#### RECORD EXTRACTS:
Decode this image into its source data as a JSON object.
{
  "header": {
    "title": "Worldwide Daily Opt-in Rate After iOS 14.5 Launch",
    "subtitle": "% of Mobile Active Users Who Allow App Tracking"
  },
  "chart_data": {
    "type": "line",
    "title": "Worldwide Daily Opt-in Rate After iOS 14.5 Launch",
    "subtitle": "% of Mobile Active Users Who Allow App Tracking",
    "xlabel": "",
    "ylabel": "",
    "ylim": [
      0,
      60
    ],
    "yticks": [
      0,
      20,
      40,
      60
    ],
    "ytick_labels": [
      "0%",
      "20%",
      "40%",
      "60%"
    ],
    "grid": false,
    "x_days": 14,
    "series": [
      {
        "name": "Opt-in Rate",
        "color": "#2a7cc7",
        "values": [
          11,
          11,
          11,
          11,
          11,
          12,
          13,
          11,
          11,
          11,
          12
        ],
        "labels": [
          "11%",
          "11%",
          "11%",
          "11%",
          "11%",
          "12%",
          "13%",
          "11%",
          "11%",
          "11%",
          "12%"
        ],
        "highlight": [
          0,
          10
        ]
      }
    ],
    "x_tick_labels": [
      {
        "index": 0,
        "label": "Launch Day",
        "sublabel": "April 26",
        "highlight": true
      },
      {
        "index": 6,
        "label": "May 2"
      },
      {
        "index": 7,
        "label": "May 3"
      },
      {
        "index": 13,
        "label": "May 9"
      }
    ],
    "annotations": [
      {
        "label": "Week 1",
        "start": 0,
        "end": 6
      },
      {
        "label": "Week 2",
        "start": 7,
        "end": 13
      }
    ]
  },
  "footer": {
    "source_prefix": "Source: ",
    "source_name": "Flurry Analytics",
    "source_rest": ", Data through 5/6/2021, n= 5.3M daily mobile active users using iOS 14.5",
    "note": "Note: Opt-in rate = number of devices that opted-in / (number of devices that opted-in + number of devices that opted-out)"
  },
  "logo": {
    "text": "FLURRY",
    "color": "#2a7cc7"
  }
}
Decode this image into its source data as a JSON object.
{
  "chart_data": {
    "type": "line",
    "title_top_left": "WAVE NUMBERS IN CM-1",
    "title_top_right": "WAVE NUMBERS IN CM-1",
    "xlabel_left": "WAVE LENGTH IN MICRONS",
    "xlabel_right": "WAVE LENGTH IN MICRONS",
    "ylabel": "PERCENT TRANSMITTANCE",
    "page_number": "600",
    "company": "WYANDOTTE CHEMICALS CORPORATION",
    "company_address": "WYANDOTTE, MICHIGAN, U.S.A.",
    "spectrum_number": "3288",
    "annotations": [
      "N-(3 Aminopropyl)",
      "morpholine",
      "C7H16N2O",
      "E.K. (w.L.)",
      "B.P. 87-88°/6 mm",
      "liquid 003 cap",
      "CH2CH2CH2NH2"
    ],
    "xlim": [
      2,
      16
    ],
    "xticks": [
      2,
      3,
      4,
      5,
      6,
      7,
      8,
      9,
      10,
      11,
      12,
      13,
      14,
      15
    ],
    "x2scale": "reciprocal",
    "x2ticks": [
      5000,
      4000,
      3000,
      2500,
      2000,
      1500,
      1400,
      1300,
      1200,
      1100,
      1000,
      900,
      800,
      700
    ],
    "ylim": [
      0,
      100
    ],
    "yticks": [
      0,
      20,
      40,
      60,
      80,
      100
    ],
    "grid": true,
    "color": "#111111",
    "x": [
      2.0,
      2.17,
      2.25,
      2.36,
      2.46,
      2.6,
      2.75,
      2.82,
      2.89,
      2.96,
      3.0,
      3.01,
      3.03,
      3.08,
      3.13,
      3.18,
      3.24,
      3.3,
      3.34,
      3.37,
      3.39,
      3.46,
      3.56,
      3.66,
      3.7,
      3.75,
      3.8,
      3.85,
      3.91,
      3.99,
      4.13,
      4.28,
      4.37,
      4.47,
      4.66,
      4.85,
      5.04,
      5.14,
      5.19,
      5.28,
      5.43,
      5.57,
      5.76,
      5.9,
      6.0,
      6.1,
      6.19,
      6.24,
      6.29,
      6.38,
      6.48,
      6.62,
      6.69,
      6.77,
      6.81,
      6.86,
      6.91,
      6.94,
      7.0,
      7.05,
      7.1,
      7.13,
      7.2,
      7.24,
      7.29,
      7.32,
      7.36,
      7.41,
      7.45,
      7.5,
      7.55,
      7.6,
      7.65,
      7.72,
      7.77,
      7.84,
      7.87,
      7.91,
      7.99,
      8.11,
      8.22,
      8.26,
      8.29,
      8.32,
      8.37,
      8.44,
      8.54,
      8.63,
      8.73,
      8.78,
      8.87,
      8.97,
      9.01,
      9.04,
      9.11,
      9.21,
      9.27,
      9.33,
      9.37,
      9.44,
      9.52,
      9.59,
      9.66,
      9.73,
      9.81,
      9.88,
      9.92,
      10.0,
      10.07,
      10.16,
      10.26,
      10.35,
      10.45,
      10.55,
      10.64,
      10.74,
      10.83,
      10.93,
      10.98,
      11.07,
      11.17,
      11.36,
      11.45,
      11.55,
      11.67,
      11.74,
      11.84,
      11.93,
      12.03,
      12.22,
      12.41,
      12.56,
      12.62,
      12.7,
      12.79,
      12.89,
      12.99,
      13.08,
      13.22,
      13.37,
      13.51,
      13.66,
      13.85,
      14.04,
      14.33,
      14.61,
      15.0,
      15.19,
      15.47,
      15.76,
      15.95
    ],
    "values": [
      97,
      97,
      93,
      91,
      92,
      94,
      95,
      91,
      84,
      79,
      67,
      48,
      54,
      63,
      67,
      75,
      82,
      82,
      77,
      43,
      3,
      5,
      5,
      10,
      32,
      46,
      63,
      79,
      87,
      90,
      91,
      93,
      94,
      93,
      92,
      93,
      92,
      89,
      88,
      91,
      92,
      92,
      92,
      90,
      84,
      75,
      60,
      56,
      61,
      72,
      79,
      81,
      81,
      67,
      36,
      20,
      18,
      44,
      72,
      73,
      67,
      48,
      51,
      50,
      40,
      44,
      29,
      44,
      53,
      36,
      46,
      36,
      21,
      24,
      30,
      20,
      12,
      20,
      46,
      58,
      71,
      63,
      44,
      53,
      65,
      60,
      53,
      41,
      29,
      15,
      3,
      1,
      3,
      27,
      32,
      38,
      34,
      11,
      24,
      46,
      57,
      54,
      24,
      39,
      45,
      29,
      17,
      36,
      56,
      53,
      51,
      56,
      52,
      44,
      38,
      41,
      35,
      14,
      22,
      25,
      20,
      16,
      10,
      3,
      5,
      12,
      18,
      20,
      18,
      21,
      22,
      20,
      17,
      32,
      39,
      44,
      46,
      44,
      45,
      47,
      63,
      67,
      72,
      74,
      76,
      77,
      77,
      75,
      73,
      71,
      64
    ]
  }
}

#### TASK DESCRIPTION:
Write only the number of lines in the records that include the word "ylabel".

#### SOLUTION FOR THIS TASK:
2